**ACTIVITY:** Note each line of the entries that includes "start". Then copy those lines.
━━━━━ PROVIDED DATA ━━━━━
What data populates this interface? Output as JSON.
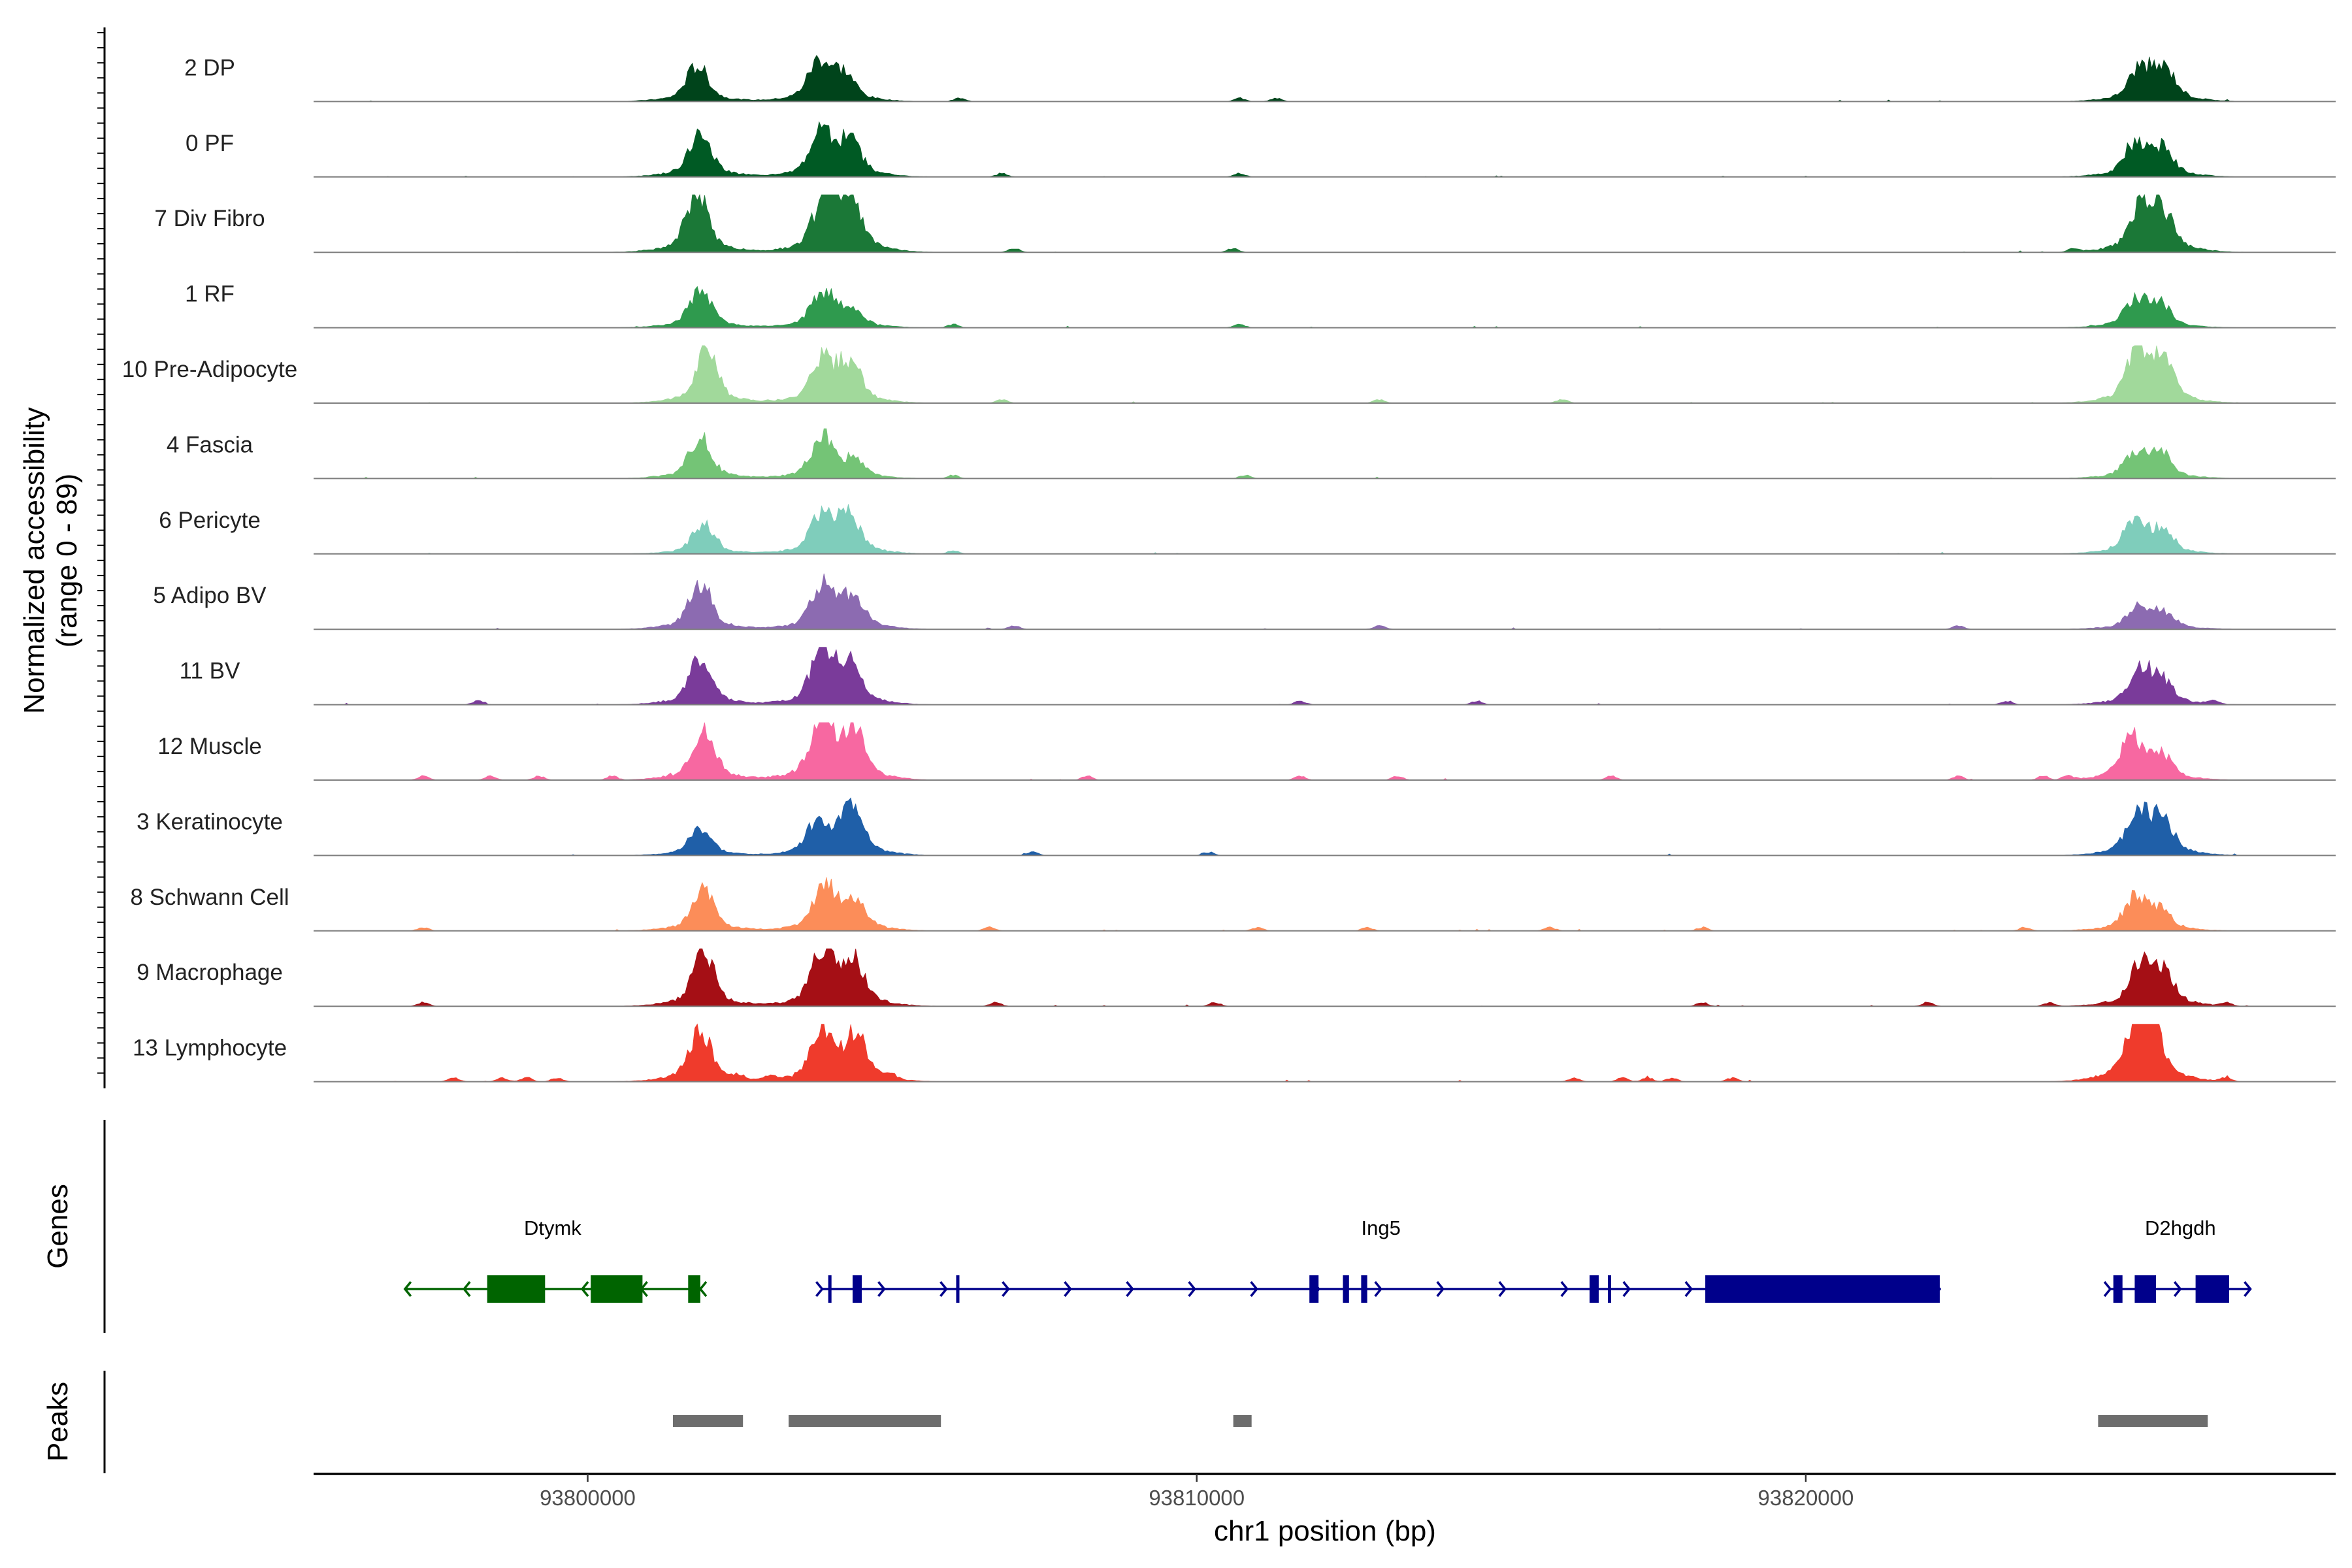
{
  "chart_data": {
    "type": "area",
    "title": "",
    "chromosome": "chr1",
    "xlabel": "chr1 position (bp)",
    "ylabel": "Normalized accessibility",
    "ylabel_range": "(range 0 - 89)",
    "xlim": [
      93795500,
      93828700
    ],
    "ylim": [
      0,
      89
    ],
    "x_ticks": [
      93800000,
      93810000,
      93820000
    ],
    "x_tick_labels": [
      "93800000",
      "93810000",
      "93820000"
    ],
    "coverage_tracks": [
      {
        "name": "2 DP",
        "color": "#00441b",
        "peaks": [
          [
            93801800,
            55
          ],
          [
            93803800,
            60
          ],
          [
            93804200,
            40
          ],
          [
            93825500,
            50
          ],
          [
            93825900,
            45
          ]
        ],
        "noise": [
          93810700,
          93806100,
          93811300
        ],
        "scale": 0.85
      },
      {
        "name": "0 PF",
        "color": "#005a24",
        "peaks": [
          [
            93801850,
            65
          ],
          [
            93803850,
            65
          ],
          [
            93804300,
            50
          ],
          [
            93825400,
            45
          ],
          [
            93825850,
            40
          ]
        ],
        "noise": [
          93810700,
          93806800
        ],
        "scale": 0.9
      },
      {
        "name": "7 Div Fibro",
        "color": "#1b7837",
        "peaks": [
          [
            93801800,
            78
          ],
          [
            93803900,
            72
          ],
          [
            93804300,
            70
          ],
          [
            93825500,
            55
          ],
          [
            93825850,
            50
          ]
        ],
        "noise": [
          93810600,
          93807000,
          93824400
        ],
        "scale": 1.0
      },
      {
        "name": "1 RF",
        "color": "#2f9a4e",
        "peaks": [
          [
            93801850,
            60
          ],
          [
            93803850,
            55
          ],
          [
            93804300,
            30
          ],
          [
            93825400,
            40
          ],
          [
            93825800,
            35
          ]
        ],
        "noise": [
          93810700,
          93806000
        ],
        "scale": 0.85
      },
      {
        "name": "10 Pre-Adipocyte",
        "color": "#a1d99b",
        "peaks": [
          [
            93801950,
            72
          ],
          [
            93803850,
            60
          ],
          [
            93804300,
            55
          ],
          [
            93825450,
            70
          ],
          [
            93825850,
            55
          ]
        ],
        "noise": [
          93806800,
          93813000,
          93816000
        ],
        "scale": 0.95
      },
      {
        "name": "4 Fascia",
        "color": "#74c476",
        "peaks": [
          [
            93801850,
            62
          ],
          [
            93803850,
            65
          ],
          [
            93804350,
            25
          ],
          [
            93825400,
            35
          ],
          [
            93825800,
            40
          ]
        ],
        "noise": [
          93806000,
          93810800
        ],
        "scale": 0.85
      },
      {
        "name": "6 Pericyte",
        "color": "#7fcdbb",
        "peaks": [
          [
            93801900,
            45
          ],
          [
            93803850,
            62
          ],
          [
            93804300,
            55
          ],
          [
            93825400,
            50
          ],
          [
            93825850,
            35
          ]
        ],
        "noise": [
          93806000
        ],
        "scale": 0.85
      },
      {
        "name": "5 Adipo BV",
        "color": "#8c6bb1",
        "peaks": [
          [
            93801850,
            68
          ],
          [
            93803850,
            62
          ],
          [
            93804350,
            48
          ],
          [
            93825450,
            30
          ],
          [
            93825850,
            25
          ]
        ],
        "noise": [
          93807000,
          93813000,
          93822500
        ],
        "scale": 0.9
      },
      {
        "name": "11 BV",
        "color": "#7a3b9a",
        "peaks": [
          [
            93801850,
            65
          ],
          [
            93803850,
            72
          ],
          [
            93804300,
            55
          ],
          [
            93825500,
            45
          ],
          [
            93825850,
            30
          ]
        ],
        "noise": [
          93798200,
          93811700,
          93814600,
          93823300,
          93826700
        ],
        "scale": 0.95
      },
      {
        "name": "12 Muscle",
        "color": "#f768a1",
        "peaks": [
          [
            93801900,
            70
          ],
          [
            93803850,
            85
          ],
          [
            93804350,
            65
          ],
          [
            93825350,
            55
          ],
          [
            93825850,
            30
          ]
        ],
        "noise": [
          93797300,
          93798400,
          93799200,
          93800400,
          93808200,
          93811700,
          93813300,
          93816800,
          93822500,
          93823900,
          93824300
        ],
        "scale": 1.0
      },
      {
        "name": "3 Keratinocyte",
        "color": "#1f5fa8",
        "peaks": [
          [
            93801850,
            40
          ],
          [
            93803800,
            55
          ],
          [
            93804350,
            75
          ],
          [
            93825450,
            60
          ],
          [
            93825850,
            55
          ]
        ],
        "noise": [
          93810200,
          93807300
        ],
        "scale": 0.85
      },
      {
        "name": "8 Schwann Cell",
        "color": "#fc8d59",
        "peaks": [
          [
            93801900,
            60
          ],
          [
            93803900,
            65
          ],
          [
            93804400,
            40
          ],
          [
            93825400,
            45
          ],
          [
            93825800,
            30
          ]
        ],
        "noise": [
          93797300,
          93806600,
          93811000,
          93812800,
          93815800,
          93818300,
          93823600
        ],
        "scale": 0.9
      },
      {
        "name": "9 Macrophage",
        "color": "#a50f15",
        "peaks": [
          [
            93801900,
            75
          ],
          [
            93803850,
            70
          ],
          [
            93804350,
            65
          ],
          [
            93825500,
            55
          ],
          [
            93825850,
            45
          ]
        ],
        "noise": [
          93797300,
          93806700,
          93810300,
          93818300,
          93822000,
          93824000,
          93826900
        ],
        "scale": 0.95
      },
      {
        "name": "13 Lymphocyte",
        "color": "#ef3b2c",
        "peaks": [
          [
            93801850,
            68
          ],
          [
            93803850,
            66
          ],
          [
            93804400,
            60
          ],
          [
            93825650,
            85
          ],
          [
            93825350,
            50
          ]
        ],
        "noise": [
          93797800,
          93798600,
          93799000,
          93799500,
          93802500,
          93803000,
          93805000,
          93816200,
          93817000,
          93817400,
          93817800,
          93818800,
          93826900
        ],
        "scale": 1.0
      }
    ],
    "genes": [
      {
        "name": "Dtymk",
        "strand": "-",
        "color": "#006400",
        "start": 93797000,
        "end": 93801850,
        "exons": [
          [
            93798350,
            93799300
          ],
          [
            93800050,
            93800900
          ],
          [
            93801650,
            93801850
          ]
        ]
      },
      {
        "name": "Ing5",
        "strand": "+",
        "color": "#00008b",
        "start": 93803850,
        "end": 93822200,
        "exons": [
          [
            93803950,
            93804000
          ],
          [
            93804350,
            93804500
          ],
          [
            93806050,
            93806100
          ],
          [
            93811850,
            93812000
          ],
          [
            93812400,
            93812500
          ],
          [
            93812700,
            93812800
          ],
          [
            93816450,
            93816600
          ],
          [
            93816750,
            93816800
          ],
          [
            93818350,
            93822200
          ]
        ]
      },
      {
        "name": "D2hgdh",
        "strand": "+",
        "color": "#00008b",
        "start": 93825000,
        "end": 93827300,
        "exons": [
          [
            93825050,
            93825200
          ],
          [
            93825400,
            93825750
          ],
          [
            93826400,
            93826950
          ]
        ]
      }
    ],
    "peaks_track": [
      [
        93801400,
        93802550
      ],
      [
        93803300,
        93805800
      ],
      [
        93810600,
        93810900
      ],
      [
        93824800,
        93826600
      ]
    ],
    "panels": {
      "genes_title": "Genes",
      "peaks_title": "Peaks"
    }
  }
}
━━━━━
**WRITTEN SOLUTION:**
        "start": 93797000,
        "start": 93803850,
        "start": 93825000,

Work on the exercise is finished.